WHAT THE TASK ASKS:
State the number of lines in the material below that have "kobe" in them, without any other text.

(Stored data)
□ □ □

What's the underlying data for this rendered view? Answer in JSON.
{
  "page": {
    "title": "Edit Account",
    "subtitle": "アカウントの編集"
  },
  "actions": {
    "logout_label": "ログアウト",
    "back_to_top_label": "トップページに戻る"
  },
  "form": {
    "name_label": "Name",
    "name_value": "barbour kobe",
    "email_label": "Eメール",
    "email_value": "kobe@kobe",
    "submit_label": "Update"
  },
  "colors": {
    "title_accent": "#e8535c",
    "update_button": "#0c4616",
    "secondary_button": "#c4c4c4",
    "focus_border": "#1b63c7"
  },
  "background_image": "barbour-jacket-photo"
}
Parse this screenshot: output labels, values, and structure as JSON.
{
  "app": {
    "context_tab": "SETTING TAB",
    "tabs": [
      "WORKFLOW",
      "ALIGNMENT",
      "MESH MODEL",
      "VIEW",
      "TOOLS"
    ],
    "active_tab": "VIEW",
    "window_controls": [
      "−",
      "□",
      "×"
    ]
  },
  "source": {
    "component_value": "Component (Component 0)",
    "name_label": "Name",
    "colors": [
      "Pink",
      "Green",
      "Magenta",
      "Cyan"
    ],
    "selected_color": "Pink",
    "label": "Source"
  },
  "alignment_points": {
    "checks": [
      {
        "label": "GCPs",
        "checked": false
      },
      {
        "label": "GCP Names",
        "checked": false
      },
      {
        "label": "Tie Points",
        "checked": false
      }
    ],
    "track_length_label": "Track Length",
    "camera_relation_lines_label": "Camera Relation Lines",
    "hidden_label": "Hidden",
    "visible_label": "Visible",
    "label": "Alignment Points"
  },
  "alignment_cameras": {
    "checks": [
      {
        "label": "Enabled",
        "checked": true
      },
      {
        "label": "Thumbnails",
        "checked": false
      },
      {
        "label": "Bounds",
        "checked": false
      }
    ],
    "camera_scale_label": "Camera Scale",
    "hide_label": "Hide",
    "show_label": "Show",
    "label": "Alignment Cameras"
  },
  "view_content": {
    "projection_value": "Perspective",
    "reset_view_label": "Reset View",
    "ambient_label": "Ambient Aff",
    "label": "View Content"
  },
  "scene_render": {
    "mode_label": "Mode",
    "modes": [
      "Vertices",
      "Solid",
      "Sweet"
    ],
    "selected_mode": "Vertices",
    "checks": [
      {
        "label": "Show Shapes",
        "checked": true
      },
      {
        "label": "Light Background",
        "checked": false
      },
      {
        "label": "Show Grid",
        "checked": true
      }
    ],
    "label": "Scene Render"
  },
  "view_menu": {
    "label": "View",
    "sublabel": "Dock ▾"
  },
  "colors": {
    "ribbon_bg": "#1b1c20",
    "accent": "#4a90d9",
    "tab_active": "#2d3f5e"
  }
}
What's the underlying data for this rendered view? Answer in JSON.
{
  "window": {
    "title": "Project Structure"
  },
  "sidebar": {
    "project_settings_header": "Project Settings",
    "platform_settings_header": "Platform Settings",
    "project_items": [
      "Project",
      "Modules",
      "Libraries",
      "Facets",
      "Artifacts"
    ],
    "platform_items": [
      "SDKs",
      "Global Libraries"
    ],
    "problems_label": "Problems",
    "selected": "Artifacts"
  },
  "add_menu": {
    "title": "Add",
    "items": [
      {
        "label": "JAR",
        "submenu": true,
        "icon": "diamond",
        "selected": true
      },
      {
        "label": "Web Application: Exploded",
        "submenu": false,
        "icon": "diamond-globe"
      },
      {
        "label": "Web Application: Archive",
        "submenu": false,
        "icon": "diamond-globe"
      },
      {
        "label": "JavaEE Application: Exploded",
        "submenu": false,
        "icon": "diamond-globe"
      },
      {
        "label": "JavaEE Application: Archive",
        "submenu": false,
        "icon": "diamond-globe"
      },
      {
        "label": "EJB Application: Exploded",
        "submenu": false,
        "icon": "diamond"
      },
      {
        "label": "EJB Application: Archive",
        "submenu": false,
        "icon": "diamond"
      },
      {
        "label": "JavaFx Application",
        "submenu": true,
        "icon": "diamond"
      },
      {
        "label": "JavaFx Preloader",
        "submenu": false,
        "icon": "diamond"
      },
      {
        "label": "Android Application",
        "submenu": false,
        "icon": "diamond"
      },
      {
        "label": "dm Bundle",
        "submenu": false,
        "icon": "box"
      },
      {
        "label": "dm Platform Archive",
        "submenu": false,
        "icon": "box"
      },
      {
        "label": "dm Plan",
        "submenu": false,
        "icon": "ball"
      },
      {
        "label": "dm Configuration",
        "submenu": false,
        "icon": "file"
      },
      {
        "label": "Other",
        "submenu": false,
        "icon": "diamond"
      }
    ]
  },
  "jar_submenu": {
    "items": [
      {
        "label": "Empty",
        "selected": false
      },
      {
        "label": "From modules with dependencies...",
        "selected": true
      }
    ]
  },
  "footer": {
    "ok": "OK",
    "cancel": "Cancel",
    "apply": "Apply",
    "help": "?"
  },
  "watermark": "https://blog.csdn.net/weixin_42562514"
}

□ □ □

REPLY:
2